Records:
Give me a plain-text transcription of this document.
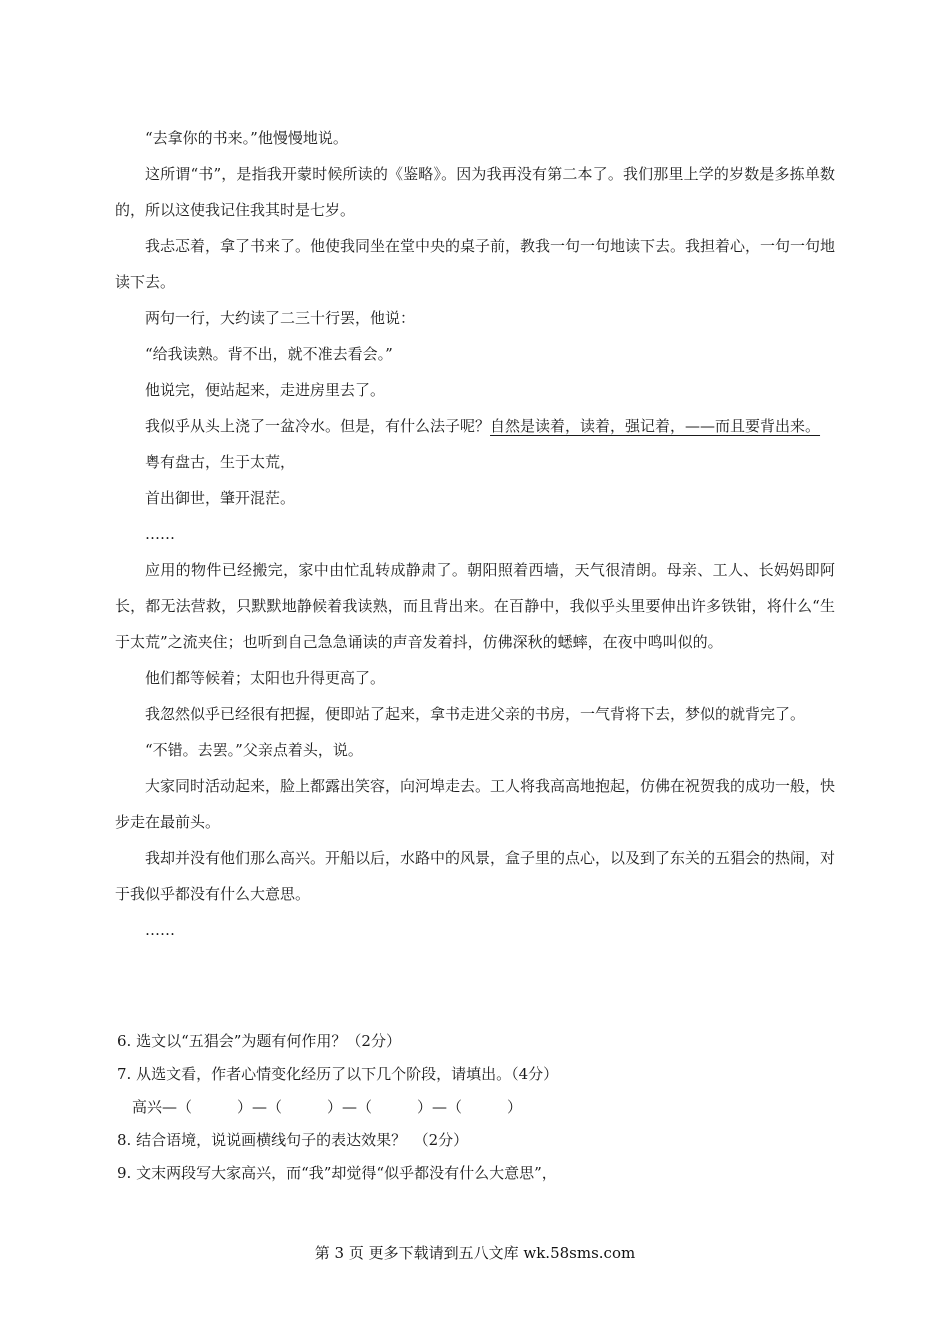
“去拿你的书来。”他慢慢地说。

这所谓“书”，是指我开蒙时候所读的《鉴略》。因为我再没有第二本了。我们那里上学的岁数是多拣单数的，所以这使我记住我其时是七岁。

我忐忑着，拿了书来了。他使我同坐在堂中央的桌子前，教我一句一句地读下去。我担着心，一句一句地读下去。

两句一行，大约读了二三十行罢，他说：

“给我读熟。背不出，就不准去看会。”

他说完，便站起来，走进房里去了。

我似乎从头上浇了一盆冷水。但是，有什么法子呢？自然是读着，读着，强记着，——而且要背出来。

粤有盘古，生于太荒，

首出御世，肇开混茫。

……

应用的物件已经搬完，家中由忙乱转成静肃了。朝阳照着西墙，天气很清朗。母亲、工人、长妈妈即阿长，都无法营救，只默默地静候着我读熟，而且背出来。在百静中，我似乎头里要伸出许多铁钳，将什么“生于太荒”之流夹住；也听到自己急急诵读的声音发着抖，仿佛深秋的蟋蟀，在夜中鸣叫似的。

他们都等候着；太阳也升得更高了。

我忽然似乎已经很有把握，便即站了起来，拿书走进父亲的书房，一气背将下去，梦似的就背完了。

“不错。去罢。”父亲点着头，说。

大家同时活动起来，脸上都露出笑容，向河埠走去。工人将我高高地抱起，仿佛在祝贺我的成功一般，快步走在最前头。

我却并没有他们那么高兴。开船以后，水路中的风景，盒子里的点心，以及到了东关的五猖会的热闹，对于我似乎都没有什么大意思。

……

6. 选文以“五猖会”为题有何作用？（2分）

7. 从选文看，作者心情变化经历了以下几个阶段，请填出。（4分）

高兴—（　　　）—（　　　）—（　　　）—（　　　）

8. 结合语境，说说画横线句子的表达效果？　（2分）

9. 文末两段写大家高兴，而“我”却觉得“似乎都没有什么大意思”，

第 3 页 更多下载请到五八文库 wk.58sms.com
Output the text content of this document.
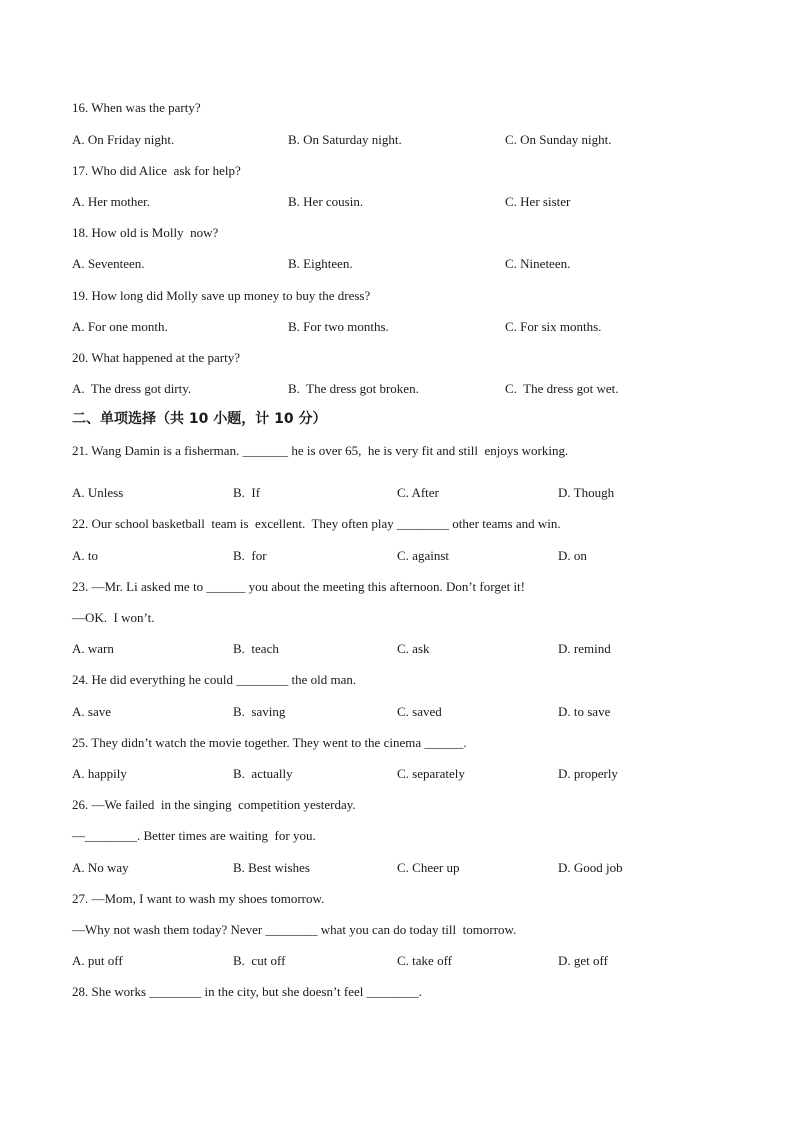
16. When was the party?
A. On Friday night.	B. On Saturday night.	C. On Sunday night.
17. Who did Alice  ask for help?
A. Her mother.	B. Her cousin.	C. Her sister
18. How old is Molly  now?
A. Seventeen.	B. Eighteen.	C. Nineteen.
19. How long did Molly save up money to buy the dress?
A. For one month.	B. For two months.	C. For six months.
20. What happened at the party?
A.  The dress got dirty.	B.  The dress got broken.	C.  The dress got wet.
二、单项选择（共 10 小题，计 10 分）
21. Wang Damin is a fisherman. _______ he is over 65,  he is very fit and still  enjoys working.
A. Unless	B.  If	C. After	D. Though
22. Our school basketball  team is  excellent.  They often play ________ other teams and win.
A. to	B.  for	C. against	D. on
23. —Mr. Li asked me to ______ you about the meeting this afternoon. Don’t forget it!
—OK.  I won’t.
A. warn	B.  teach	C. ask	D. remind
24. He did everything he could ________ the old man.
A. save	B.  saving	C. saved	D. to save
25. They didn’t watch the movie together. They went to the cinema ______.
A. happily	B.  actually	C. separately	D. properly
26. —We failed  in the singing  competition yesterday.
—________. Better times are waiting  for you.
A. No way	B. Best wishes	C. Cheer up	D. Good job
27. —Mom, I want to wash my shoes tomorrow.
—Why not wash them today? Never ________ what you can do today till  tomorrow.
A. put off	B.  cut off	C. take off	D. get off
28. She works ________ in the city, but she doesn’t feel ________.
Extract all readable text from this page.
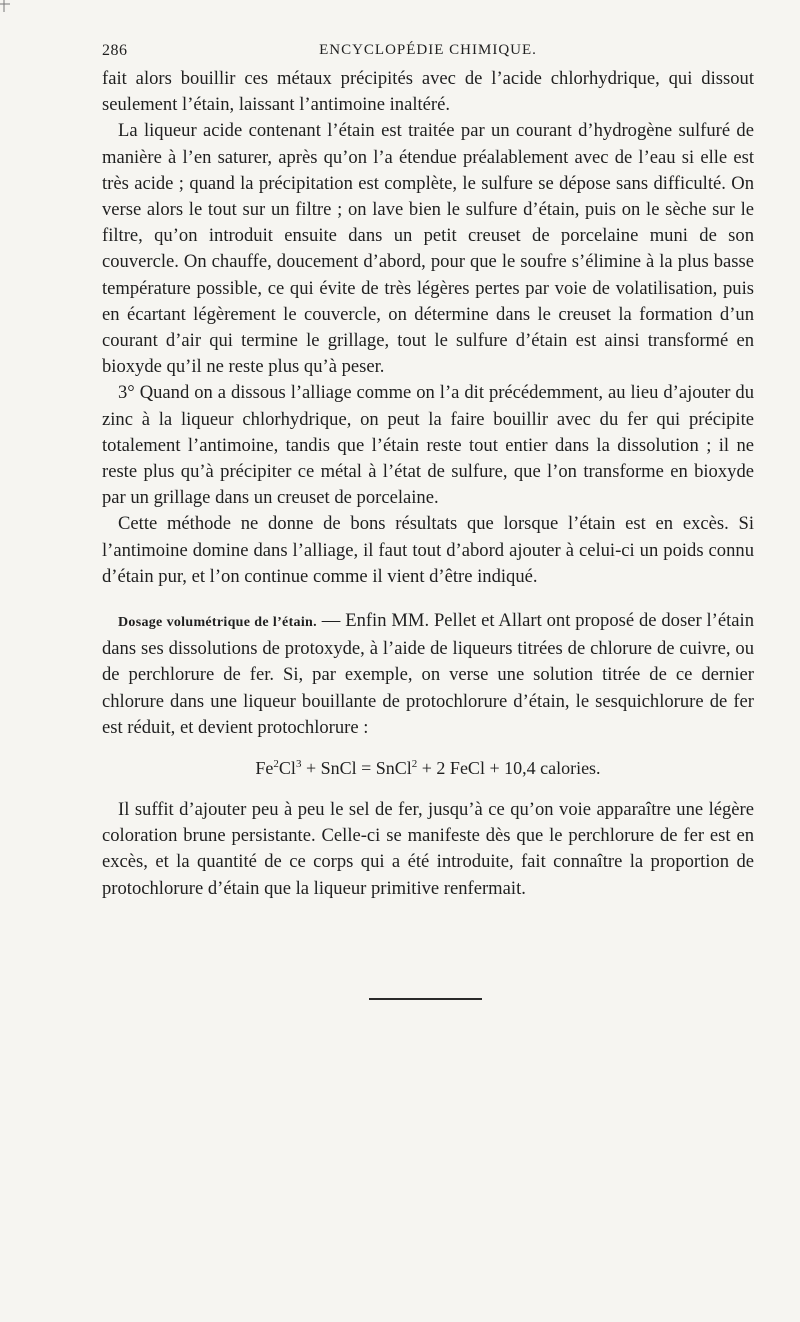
286	ENCYCLOPÉDIE CHIMIQUE.

fait alors bouillir ces métaux précipités avec de l’acide chlorhydrique, qui dissout seulement l’étain, laissant l’antimoine inaltéré.

La liqueur acide contenant l’étain est traitée par un courant d’hydrogène sulfuré de manière à l’en saturer, après qu’on l’a étendue préalablement avec de l’eau si elle est très acide ; quand la précipitation est complète, le sulfure se dépose sans difficulté. On verse alors le tout sur un filtre ; on lave bien le sulfure d’étain, puis on le sèche sur le filtre, qu’on introduit ensuite dans un petit creuset de porcelaine muni de son couvercle. On chauffe, doucement d’abord, pour que le soufre s’élimine à la plus basse température possible, ce qui évite de très légères pertes par voie de volatilisation, puis en écartant légèrement le couvercle, on détermine dans le creuset la formation d’un courant d’air qui termine le grillage, tout le sulfure d’étain est ainsi transformé en bioxyde qu’il ne reste plus qu’à peser.

3° Quand on a dissous l’alliage comme on l’a dit précédemment, au lieu d’ajouter du zinc à la liqueur chlorhydrique, on peut la faire bouillir avec du fer qui précipite totalement l’antimoine, tandis que l’étain reste tout entier dans la dissolution ; il ne reste plus qu’à précipiter ce métal à l’état de sulfure, que l’on transforme en bioxyde par un grillage dans un creuset de porcelaine.

Cette méthode ne donne de bons résultats que lorsque l’étain est en excès. Si l’antimoine domine dans l’alliage, il faut tout d’abord ajouter à celui-ci un poids connu d’étain pur, et l’on continue comme il vient d’être indiqué.

Dosage volumétrique de l’étain. — Enfin MM. Pellet et Allart ont proposé de doser l’étain dans ses dissolutions de protoxyde, à l’aide de liqueurs titrées de chlorure de cuivre, ou de perchlorure de fer. Si, par exemple, on verse une solution titrée de ce dernier chlorure dans une liqueur bouillante de protochlorure d’étain, le sesquichlorure de fer est réduit, et devient protochlorure :

$Fe^2Cl^3$ + SnCl = SnCl$^2$ + 2 FeCl + 10,4 calories.

Il suffit d’ajouter peu à peu le sel de fer, jusqu’à ce qu’on voie apparaître une légère coloration brune persistante. Celle-ci se manifeste dès que le perchlorure de fer est en excès, et la quantité de ce corps qui a été introduite, fait connaître la proportion de protochlorure d’étain que la liqueur primitive renfermait.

▶ _Work to be completed_
Read the entries and pick out all lines that include the word "excès".

▶ _Completed task_
Cette méthode ne donne de bons résultats que lorsque l’étain est en excès. Si l’antimoine domine dans l’alliage, il faut tout d’abord ajouter à celui-ci un poids connu d’étain pur, et l’on continue comme il vient d’être indiqué.
Il suffit d’ajouter peu à peu le sel de fer, jusqu’à ce qu’on voie apparaître une légère coloration brune persistante. Celle-ci se manifeste dès que le perchlorure de fer est en excès, et la quantité de ce corps qui a été introduite, fait connaître la proportion de protochlorure d’étain que la liqueur primitive renfermait.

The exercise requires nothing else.